What you need to do
Determine how many lines include the string "Índice". Output that number only.

Material provided
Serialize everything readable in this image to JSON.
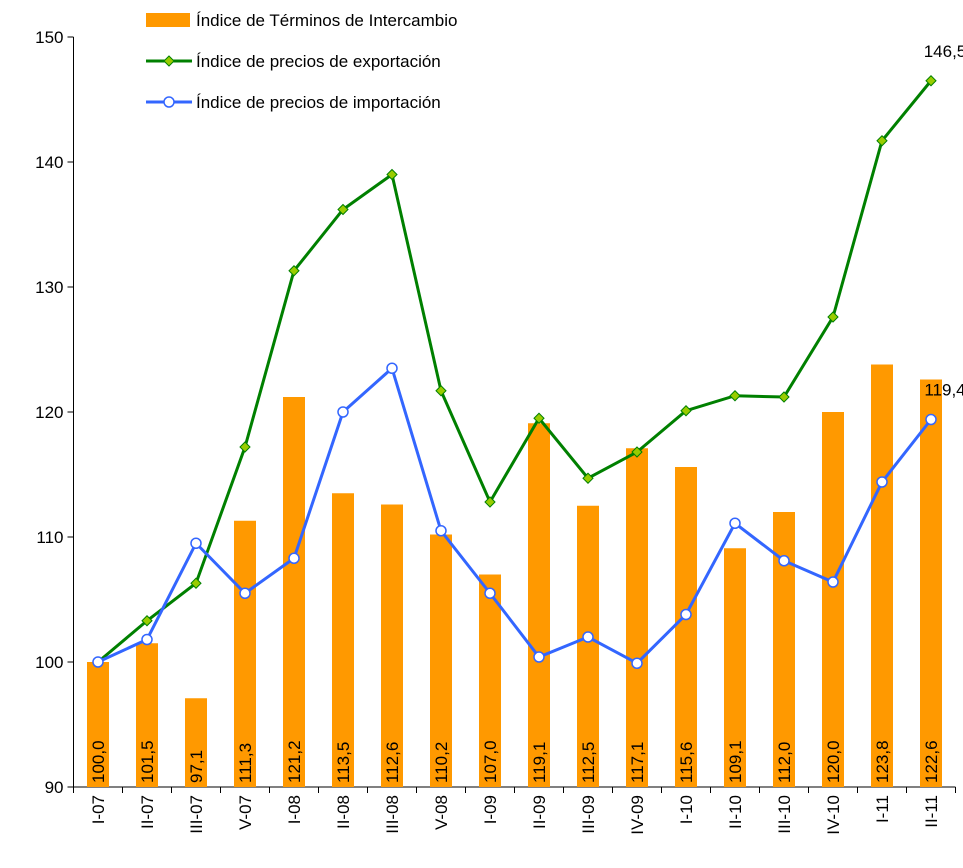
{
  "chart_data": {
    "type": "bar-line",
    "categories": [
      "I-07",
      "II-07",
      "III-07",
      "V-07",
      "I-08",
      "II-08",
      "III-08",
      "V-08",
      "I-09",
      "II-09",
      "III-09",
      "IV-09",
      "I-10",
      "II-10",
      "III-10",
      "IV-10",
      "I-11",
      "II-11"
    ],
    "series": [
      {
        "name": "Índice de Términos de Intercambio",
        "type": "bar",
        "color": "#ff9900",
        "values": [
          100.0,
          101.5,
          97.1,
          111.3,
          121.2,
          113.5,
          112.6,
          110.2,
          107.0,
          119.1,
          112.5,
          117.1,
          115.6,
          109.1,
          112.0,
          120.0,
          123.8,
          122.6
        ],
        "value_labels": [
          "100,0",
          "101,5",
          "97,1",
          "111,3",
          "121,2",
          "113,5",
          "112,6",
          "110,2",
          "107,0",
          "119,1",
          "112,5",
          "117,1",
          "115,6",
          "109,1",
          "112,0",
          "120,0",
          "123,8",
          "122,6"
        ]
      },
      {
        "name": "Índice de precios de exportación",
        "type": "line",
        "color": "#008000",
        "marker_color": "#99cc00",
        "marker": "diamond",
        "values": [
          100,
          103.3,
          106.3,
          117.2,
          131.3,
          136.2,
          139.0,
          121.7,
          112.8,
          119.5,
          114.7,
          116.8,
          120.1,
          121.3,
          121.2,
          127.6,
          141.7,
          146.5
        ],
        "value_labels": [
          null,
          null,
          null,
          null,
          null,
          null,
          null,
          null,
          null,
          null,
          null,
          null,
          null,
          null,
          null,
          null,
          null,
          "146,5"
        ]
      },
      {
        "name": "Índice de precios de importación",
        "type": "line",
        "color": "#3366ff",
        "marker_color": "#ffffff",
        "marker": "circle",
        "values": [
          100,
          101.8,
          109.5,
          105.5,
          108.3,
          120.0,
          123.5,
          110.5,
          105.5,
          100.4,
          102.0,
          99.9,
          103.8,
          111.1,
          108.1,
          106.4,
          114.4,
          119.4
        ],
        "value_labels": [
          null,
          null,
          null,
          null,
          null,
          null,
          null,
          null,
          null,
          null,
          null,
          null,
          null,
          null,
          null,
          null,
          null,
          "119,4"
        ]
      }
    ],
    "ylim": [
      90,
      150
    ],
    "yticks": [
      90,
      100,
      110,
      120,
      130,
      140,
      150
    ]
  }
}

Task response
3